Entries shown

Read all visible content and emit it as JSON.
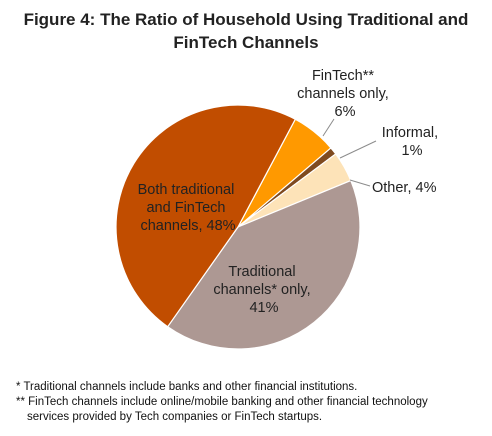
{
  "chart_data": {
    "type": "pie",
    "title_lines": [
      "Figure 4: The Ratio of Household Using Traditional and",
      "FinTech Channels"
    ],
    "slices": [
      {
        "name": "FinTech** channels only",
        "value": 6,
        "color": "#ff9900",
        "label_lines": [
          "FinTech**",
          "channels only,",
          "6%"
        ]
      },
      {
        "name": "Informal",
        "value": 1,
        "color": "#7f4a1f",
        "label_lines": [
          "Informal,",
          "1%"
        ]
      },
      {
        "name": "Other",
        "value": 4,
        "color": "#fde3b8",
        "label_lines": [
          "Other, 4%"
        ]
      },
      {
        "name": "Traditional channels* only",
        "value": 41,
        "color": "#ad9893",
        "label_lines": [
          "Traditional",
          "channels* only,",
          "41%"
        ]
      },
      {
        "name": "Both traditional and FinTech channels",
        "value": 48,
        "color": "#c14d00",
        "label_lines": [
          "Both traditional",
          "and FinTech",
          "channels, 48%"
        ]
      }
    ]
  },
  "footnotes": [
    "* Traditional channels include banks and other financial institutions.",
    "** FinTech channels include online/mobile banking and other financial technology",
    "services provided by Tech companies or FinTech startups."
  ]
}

Work to do
Across the entries, how many lines contain "include"? Reply with the number only.

Right answer
2